Excerpts from a figure dataset:

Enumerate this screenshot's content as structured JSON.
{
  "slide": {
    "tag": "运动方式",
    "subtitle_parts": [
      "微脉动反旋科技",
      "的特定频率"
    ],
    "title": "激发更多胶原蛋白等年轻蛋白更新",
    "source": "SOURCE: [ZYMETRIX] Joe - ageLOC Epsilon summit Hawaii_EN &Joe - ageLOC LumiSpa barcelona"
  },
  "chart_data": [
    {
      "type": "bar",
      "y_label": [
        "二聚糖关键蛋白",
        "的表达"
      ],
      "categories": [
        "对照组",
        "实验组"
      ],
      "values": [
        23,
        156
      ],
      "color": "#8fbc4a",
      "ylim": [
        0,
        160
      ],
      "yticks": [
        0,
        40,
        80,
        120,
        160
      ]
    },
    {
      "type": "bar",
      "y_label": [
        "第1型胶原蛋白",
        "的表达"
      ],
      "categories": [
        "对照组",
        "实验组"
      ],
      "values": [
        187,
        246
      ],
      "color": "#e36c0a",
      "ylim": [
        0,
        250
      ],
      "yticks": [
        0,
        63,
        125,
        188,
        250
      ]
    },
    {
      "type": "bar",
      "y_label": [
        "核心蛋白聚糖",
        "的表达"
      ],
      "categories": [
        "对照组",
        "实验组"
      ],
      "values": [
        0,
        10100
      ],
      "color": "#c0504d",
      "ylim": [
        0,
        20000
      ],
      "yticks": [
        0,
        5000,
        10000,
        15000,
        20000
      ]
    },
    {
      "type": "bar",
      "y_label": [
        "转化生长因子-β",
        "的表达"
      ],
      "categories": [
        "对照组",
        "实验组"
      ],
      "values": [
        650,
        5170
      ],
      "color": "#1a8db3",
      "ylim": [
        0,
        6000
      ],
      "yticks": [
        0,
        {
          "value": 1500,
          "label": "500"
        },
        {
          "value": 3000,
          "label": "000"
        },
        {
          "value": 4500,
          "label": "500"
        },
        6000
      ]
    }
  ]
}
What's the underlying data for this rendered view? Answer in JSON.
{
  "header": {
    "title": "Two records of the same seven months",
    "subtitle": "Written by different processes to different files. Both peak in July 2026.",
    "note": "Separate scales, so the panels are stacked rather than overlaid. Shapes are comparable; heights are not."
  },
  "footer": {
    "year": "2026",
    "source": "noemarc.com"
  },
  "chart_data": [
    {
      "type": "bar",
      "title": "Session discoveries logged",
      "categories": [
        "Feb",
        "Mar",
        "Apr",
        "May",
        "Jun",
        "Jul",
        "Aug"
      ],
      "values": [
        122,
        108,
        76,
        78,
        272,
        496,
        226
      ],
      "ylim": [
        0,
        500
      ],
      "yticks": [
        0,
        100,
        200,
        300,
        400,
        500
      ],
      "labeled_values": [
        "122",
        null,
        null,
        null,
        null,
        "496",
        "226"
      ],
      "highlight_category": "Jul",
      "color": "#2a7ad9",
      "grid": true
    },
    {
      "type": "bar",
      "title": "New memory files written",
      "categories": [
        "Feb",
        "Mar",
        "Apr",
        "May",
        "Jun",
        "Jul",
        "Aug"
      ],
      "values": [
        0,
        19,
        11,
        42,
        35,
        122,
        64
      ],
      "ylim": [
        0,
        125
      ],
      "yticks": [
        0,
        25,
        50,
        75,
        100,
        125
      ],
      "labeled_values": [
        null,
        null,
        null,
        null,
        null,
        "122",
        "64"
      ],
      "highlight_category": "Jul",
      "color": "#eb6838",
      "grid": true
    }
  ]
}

### WRITTEN EXERCISE
Search the records for the word "this" and copy every line where it occurs.

### OUTPUT BELOW
Enumerate this screenshot's content as structured JSON.
What's the underlying data for this rendered view? Answer in JSON.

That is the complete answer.